# [Data lines]
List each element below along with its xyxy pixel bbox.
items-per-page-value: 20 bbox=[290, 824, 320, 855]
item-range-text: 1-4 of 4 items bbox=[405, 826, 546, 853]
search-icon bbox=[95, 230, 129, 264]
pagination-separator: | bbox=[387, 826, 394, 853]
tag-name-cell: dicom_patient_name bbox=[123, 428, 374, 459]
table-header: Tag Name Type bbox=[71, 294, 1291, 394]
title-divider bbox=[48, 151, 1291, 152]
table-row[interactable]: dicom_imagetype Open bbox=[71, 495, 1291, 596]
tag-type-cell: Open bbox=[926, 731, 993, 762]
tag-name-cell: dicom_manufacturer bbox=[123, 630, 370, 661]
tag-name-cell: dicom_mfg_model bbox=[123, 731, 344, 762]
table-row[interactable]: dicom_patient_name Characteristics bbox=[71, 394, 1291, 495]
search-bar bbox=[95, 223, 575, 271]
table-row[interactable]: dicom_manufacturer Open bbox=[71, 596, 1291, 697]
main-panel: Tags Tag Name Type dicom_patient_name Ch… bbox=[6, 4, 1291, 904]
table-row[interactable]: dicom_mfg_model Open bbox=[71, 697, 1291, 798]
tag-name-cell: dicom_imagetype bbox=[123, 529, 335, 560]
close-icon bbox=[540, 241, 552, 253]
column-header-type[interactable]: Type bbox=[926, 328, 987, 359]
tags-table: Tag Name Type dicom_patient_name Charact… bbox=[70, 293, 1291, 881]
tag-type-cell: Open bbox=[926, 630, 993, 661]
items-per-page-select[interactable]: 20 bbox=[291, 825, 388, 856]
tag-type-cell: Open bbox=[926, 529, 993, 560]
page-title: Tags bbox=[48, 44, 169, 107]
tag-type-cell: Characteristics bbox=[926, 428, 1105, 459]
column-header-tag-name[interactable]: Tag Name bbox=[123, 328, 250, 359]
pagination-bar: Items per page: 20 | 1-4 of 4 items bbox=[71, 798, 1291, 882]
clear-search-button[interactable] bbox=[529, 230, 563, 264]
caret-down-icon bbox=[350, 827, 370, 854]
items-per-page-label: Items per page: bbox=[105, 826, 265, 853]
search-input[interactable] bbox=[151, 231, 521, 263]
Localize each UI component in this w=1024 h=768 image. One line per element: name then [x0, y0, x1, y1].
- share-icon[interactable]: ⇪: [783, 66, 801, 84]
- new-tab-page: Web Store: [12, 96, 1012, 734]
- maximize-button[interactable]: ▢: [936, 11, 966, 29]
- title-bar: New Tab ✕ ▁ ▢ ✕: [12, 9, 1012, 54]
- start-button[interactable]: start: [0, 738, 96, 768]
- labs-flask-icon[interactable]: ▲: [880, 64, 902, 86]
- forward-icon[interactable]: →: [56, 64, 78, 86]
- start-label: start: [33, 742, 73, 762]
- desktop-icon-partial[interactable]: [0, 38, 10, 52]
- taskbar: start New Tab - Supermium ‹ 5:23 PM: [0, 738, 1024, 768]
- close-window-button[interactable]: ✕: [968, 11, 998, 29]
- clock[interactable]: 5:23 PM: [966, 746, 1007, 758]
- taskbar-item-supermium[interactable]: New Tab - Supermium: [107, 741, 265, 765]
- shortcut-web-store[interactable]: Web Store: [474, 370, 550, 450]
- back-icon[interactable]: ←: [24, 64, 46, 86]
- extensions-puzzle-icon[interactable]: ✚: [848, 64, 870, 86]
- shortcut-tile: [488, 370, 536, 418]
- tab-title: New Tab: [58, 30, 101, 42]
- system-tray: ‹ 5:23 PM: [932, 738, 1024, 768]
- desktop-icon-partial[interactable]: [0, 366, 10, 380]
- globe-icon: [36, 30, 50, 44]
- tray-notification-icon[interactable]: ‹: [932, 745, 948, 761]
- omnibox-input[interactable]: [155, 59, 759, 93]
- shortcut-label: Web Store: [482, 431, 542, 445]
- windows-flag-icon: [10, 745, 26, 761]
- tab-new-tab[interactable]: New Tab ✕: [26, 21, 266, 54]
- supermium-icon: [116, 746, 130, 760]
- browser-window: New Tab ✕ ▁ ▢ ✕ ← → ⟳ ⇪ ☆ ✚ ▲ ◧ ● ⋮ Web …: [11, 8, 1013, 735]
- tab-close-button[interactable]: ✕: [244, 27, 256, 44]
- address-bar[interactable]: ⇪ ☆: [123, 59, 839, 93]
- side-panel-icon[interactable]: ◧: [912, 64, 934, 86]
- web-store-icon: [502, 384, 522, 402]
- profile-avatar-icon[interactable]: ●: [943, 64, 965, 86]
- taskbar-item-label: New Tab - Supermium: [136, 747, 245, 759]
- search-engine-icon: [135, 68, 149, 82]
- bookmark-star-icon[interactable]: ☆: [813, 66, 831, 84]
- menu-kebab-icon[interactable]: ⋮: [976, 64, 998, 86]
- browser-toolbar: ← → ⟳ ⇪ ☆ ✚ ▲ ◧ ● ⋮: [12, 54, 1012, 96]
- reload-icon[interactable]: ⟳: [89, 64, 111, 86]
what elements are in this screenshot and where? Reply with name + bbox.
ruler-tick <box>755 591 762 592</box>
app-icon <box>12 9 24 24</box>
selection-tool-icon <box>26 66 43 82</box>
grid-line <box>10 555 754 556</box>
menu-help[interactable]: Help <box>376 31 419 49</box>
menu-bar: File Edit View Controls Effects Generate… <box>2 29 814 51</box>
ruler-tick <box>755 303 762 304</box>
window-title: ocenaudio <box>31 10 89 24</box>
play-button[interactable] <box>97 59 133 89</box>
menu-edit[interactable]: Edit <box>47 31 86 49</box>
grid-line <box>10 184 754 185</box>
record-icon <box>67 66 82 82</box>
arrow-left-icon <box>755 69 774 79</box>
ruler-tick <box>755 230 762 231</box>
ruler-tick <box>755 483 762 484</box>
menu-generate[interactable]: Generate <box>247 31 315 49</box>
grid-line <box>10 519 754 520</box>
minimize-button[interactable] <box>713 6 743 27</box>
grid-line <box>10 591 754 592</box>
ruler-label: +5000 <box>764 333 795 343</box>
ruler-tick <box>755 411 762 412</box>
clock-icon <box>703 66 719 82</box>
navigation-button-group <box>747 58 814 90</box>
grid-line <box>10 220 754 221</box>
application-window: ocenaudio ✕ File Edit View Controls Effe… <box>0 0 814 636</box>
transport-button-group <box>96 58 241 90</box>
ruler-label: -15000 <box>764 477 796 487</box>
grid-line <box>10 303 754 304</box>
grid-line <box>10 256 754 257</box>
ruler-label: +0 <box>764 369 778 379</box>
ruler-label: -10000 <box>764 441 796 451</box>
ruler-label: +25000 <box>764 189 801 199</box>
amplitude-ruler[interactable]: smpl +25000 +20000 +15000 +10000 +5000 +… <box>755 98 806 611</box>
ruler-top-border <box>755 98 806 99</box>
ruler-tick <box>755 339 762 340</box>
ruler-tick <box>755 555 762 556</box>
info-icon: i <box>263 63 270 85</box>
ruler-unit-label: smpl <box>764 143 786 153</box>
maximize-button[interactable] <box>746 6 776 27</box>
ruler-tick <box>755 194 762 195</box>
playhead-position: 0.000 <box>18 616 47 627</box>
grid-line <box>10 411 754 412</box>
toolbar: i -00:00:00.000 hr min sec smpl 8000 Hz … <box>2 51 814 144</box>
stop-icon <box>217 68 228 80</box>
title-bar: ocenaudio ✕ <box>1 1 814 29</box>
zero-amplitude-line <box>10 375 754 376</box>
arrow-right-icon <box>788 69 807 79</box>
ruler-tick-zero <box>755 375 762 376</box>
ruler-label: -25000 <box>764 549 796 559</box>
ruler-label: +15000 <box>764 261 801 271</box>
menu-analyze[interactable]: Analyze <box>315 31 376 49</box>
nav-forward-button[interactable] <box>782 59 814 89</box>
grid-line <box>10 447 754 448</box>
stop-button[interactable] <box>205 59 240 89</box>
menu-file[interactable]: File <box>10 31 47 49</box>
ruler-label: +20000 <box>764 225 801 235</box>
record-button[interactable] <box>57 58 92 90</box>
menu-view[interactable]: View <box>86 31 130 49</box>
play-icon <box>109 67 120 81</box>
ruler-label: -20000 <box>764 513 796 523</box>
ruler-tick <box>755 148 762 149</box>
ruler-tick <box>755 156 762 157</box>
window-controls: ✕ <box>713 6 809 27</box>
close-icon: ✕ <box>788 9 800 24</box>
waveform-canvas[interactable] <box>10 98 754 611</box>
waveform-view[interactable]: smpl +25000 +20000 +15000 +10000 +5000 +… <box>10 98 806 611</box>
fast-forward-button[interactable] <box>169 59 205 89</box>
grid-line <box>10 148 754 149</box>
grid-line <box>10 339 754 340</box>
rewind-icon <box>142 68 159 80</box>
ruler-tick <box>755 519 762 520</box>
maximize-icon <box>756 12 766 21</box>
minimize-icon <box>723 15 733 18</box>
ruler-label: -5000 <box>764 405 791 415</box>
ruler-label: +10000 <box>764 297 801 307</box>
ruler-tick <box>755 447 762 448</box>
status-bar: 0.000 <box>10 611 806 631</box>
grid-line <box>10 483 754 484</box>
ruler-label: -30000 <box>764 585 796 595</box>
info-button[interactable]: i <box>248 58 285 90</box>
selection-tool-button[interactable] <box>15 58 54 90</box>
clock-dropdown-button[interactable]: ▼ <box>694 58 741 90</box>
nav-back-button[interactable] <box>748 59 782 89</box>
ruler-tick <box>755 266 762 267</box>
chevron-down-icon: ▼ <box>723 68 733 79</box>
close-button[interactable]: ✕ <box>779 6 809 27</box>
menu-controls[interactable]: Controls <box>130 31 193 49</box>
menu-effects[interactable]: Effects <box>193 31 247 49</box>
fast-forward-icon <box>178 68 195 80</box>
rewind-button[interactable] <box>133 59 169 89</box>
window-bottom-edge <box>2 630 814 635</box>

# [Exercise details]
Reproduce, word for word, the stretch from the very first line of the items through the line containing "table-row[interactable]: dicom_imagetype Open", including both ends.

# [Answer for the task]
List each element below along with its xyxy pixel bbox.
items-per-page-value: 20 bbox=[290, 824, 320, 855]
item-range-text: 1-4 of 4 items bbox=[405, 826, 546, 853]
search-icon bbox=[95, 230, 129, 264]
pagination-separator: | bbox=[387, 826, 394, 853]
tag-name-cell: dicom_patient_name bbox=[123, 428, 374, 459]
table-header: Tag Name Type bbox=[71, 294, 1291, 394]
title-divider bbox=[48, 151, 1291, 152]
table-row[interactable]: dicom_imagetype Open bbox=[71, 495, 1291, 596]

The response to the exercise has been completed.